06 Maggio 2026
Maxi sequestro di pistole, fucili e munizioni

Operazione della Polizia di Stato ad Adrano: sequestrate pistole, fucili, munizioni e armamento da guerra tra abitazioni e fondi rurali. Quattro arrestati e un denunciato
Maxi operazione della Polizia di Stato nel territorio di Adrano contro la detenzione illegale di armi e munizioni. Gli agenti della Squadra Mobile della Questura di Catania e del Commissariato di Pubblica Sicurezza di Adrano hanno eseguito una vasta attività di controllo culminata con l’arresto di quattro adraniti e la denuncia di un quinto soggetto.
Le perquisizioni, eseguite nelle abitazioni, nei garage e in diversi fondi agricoli della zona, hanno consentito di sequestrare un ingente quantitativo di pistole, fucili, munizioni e perfino armamento da guerra. Fondamentale il supporto degli specialisti della Polizia Scientifica arrivati da Roma con apparecchiature georadar utilizzate per le ricerche nelle aree rurali.
Nel corso dei controlli, nell’abitazione di un 38enne sono stati trovati un revolver clandestino con munizioni e numerose cartucce. In casa di un 37enne con precedenti specifici in materia di armi sono state rinvenute due pistole semiautomatiche con matricola abrasa, un revolver privo di matricola, centinaia di cartucce e tre caricatori. Nel garage dell’uomo sono state inoltre trovate due auto con targhe contraffatte riportanti la stessa sequenza alfanumerica.

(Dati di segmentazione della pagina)
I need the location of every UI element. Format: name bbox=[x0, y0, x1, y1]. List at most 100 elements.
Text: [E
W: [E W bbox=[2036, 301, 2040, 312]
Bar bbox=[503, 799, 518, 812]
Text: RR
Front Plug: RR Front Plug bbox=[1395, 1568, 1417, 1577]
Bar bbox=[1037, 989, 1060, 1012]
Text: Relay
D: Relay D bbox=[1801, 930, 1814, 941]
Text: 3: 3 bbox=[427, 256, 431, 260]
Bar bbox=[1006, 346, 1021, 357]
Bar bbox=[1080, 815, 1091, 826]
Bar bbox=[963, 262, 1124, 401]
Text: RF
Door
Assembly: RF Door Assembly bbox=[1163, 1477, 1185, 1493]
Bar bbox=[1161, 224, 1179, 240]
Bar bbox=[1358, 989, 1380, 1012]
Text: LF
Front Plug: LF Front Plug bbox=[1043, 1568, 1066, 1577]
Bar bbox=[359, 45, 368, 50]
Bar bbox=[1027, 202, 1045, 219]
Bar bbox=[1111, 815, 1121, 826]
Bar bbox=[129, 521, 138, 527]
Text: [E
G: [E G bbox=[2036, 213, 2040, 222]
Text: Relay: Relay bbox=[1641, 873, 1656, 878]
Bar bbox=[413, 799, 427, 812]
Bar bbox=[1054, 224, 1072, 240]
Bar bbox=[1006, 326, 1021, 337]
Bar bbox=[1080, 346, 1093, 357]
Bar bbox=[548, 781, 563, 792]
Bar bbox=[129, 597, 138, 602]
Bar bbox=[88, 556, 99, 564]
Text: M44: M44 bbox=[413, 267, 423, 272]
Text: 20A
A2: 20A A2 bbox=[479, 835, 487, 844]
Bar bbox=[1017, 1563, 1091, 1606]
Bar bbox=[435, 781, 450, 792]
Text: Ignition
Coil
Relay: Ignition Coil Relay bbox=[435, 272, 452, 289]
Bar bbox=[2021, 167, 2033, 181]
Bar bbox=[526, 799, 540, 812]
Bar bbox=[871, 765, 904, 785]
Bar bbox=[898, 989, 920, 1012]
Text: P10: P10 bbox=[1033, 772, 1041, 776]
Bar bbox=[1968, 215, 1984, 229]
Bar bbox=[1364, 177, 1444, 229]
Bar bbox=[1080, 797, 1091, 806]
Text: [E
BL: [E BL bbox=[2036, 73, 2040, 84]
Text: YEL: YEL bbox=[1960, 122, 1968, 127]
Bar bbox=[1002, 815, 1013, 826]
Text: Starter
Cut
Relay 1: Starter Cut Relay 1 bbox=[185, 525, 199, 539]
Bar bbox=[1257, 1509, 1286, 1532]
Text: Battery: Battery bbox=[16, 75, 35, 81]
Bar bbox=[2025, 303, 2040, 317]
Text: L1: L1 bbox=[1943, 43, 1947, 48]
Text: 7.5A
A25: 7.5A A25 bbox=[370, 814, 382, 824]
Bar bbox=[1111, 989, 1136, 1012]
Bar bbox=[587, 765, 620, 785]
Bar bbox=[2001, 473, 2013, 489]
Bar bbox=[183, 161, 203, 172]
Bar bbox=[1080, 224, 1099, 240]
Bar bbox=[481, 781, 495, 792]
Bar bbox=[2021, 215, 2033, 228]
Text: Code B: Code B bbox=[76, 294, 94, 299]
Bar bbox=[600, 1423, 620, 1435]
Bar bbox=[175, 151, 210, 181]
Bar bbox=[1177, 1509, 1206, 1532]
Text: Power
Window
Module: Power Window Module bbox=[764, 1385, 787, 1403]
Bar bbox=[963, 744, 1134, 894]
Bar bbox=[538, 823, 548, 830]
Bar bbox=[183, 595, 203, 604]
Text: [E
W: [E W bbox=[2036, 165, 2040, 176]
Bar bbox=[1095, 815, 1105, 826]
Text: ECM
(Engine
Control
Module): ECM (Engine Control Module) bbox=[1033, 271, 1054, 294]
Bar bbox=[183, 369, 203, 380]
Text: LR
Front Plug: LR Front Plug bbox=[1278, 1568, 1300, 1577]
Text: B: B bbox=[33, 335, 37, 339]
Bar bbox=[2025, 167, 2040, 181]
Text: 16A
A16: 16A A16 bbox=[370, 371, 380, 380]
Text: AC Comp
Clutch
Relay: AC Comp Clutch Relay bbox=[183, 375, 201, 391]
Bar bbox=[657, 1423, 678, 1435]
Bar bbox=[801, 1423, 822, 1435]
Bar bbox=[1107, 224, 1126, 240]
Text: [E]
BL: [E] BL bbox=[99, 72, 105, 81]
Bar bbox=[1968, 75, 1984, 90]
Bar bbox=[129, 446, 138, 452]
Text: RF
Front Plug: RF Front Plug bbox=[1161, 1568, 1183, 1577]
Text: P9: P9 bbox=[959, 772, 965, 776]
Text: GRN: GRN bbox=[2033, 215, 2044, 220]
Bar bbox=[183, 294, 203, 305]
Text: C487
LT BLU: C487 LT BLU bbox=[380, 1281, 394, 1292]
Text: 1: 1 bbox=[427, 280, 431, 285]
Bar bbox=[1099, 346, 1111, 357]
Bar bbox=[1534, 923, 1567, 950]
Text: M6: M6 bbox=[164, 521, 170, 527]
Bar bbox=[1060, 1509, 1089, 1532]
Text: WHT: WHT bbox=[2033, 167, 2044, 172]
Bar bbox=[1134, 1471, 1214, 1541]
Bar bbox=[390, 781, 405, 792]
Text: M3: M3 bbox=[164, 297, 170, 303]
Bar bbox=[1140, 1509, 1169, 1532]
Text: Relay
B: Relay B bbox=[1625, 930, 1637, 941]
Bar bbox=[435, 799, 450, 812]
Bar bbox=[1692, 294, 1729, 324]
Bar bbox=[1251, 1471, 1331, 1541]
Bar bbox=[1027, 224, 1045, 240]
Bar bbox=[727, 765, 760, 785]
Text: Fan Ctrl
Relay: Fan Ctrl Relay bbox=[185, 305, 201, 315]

## Usando le informazioni:
- 1) Da dove sono arrivati gli specialisti della Polizia Scientifica, secondo il brano sul sequestro di armi ad Adrano?
- 2) Scrivi il seguito del brano sul sequestro di armi ad Adrano.
L'elenco non serve per questo esercizio.

## Le risposte:
- 1) Da Roma.

- 2)
Le verifiche nella casa di campagna di un 44enne hanno portato al sequestro di due fucili, uno con matricola abrasa e uno privo di matricola, oltre a numerose cartucce. Nell’abitazione in centro città sono state trovate altre due pistole, una appartenuta al defunto nonno e mai denunciata, oltre a componenti di fucili e ulteriori munizioni.
In un fondo rurale riconducibile a un 41enne, i poliziotti hanno recuperato una pistola modificata, un fucile risultato provento di furto, due fucili artigianali e tre cartucce costituenti munizionamento da guerra risalente al periodo bellico.
I quattro uomini sono stati arrestati per reati che vanno dalla detenzione abusiva di armi alla detenzione di armi clandestine, ricettazione e armamento da guerra, ferma restando la presunzione di innocenza fino a eventuale condanna definitiva. Tutti sono stati condotti in carcere in attesa dell’udienza di convalida.
Nel corso della stessa attività è stato inoltre denunciato in stato di libertà un 49enne adranita, fratello di uno degli arrestati, trovato in possesso di munizioni detenute illegalmente.